» **Your goal**
Filter these entries, keeping only lines that hold the word "facing".

» **Records from a collection**
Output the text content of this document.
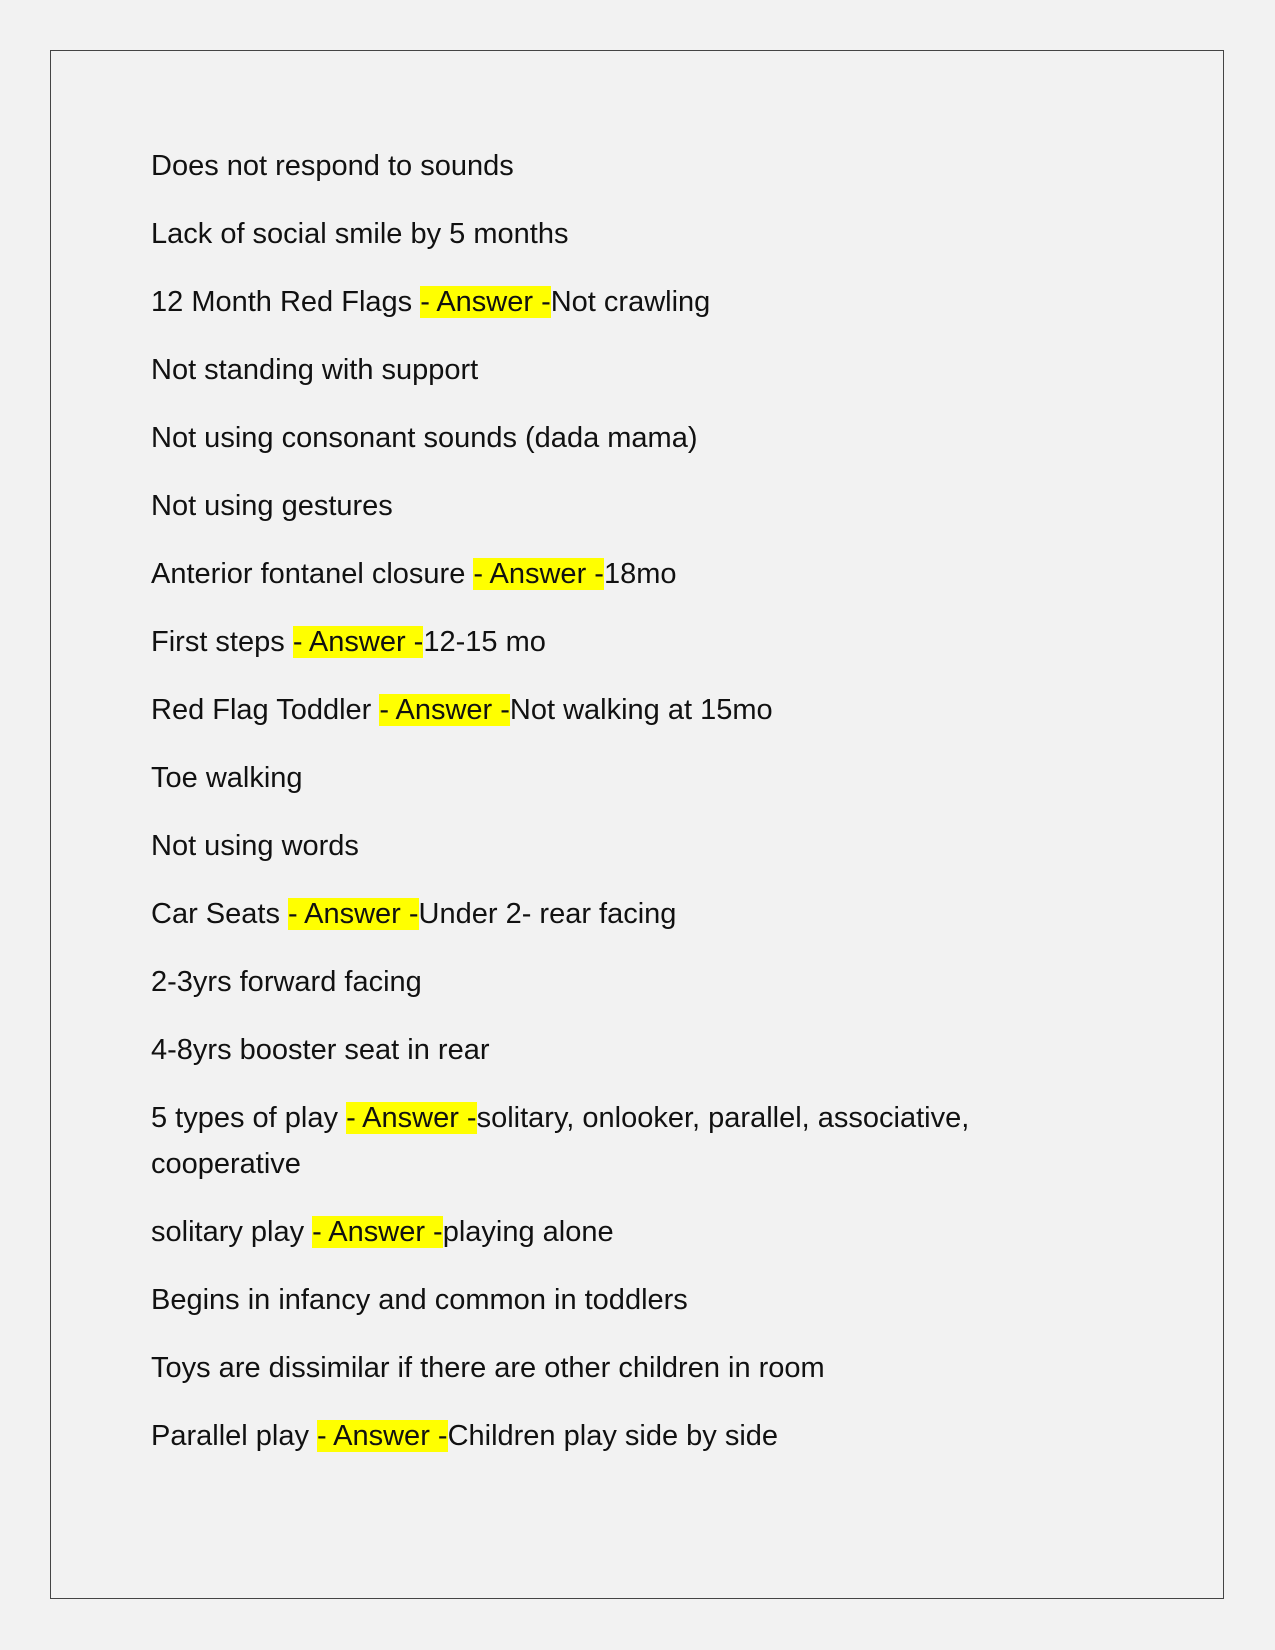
Does not respond to sounds

Lack of social smile by 5 months

12 Month Red Flags - Answer -Not crawling

Not standing with support

Not using consonant sounds (dada mama)

Not using gestures

Anterior fontanel closure - Answer -18mo

First steps - Answer -12-15 mo

Red Flag Toddler - Answer -Not walking at 15mo

Toe walking

Not using words

Car Seats - Answer -Under 2- rear facing

2-3yrs forward facing

4-8yrs booster seat in rear

5 types of play - Answer -solitary, onlooker, parallel, associative, cooperative

solitary play - Answer -playing alone

Begins in infancy and common in toddlers

Toys are dissimilar if there are other children in room

Parallel play - Answer -Children play side by side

» **Response to this exercise**
Car Seats - Answer -Under 2- rear facing
2-3yrs forward facing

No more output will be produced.